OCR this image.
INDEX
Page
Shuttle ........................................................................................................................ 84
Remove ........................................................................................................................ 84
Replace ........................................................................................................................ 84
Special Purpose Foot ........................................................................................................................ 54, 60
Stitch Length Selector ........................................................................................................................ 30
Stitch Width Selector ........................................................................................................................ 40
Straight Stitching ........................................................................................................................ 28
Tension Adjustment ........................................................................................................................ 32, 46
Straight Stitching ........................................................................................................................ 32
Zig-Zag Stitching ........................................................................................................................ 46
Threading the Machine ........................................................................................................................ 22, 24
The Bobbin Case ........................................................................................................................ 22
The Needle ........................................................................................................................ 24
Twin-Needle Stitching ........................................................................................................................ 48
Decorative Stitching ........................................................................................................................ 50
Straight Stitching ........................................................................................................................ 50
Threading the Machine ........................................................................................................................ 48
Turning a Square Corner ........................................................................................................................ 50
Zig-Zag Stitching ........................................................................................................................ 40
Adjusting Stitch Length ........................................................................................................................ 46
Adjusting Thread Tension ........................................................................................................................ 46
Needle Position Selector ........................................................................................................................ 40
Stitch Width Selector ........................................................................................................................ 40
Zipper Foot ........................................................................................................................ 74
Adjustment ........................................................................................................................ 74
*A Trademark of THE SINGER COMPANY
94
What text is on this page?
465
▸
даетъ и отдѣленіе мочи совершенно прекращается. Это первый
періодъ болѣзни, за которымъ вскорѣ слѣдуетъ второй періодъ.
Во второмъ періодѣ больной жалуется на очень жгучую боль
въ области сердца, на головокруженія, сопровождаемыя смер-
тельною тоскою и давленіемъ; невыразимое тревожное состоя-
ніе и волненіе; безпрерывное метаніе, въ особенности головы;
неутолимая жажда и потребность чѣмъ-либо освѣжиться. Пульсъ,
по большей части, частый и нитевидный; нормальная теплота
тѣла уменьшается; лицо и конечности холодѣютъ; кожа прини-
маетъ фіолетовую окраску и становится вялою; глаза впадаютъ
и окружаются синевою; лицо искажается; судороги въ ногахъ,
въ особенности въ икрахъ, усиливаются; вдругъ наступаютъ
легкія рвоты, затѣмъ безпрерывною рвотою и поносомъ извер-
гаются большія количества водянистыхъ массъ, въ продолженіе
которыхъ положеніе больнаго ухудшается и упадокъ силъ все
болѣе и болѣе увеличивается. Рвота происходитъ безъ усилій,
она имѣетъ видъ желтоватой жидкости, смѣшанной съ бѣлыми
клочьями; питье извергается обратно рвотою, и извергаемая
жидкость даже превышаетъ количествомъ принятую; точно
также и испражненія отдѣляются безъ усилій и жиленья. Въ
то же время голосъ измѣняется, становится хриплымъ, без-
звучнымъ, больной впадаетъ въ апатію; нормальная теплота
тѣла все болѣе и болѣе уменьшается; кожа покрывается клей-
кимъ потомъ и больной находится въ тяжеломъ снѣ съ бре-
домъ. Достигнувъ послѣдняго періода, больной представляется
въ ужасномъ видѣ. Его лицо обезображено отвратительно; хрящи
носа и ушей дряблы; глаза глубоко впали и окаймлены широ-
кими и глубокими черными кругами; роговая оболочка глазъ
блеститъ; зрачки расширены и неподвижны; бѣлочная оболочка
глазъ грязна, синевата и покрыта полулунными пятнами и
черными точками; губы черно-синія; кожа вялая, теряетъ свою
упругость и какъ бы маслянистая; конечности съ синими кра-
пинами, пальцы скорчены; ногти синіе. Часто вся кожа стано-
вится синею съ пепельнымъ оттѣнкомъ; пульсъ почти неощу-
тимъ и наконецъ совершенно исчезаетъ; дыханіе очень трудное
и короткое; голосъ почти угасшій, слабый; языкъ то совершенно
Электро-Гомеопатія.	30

• **Set task**:
Write out all of the records once more, exactly.

• **Response to this exercise**:
OCR this image.
INDEX
Page
Shuttle ........................................................................................................................ 84
Remove ........................................................................................................................ 84
Replace ........................................................................................................................ 84
Special Purpose Foot ........................................................................................................................ 54, 60
Stitch Length Selector ........................................................................................................................ 30
Stitch Width Selector ........................................................................................................................ 40
Straight Stitching ........................................................................................................................ 28
Tension Adjustment ........................................................................................................................ 32, 46
Straight Stitching ........................................................................................................................ 32
Zig-Zag Stitching ........................................................................................................................ 46
Threading the Machine ........................................................................................................................ 22, 24
The Bobbin Case ........................................................................................................................ 22
The Needle ........................................................................................................................ 24
Twin-Needle Stitching ........................................................................................................................ 48
Decorative Stitching ........................................................................................................................ 50
Straight Stitching ........................................................................................................................ 50
Threading the Machine ........................................................................................................................ 48
Turning a Square Corner ........................................................................................................................ 50
Zig-Zag Stitching ........................................................................................................................ 40
Adjusting Stitch Length ........................................................................................................................ 46
Adjusting Thread Tension ........................................................................................................................ 46
Needle Position Selector ........................................................................................................................ 40
Stitch Width Selector ........................................................................................................................ 40
Zipper Foot ........................................................................................................................ 74
Adjustment ........................................................................................................................ 74
*A Trademark of THE SINGER COMPANY
94
What text is on this page?
465
▸
даетъ и отдѣленіе мочи совершенно прекращается. Это первый
періодъ болѣзни, за которымъ вскорѣ слѣдуетъ второй періодъ.
Во второмъ періодѣ больной жалуется на очень жгучую боль
въ области сердца, на головокруженія, сопровождаемыя смер-
тельною тоскою и давленіемъ; невыразимое тревожное состоя-
ніе и волненіе; безпрерывное метаніе, въ особенности головы;
неутолимая жажда и потребность чѣмъ-либо освѣжиться. Пульсъ,
по большей части, частый и нитевидный; нормальная теплота
тѣла уменьшается; лицо и конечности холодѣютъ; кожа прини-
маетъ фіолетовую окраску и становится вялою; глаза впадаютъ
и окружаются синевою; лицо искажается; судороги въ ногахъ,
въ особенности въ икрахъ, усиливаются; вдругъ наступаютъ
легкія рвоты, затѣмъ безпрерывною рвотою и поносомъ извер-
гаются большія количества водянистыхъ массъ, въ продолженіе
которыхъ положеніе больнаго ухудшается и упадокъ силъ все
болѣе и болѣе увеличивается. Рвота происходитъ безъ усилій,
она имѣетъ видъ желтоватой жидкости, смѣшанной съ бѣлыми
клочьями; питье извергается обратно рвотою, и извергаемая
жидкость даже превышаетъ количествомъ принятую; точно
также и испражненія отдѣляются безъ усилій и жиленья. Въ
то же время голосъ измѣняется, становится хриплымъ, без-
звучнымъ, больной впадаетъ въ апатію; нормальная теплота
тѣла все болѣе и болѣе уменьшается; кожа покрывается клей-
кимъ потомъ и больной находится въ тяжеломъ снѣ съ бре-
домъ. Достигнувъ послѣдняго періода, больной представляется
въ ужасномъ видѣ. Его лицо обезображено отвратительно; хрящи
носа и ушей дряблы; глаза глубоко впали и окаймлены широ-
кими и глубокими черными кругами; роговая оболочка глазъ
блеститъ; зрачки расширены и неподвижны; бѣлочная оболочка
глазъ грязна, синевата и покрыта полулунными пятнами и
черными точками; губы черно-синія; кожа вялая, теряетъ свою
упругость и какъ бы маслянистая; конечности съ синими кра-
пинами, пальцы скорчены; ногти синіе. Часто вся кожа стано-
вится синею съ пепельнымъ оттѣнкомъ; пульсъ почти неощу-
тимъ и наконецъ совершенно исчезаетъ; дыханіе очень трудное
и короткое; голосъ почти угасшій, слабый; языкъ то совершенно
Электро-Гомеопатія.	30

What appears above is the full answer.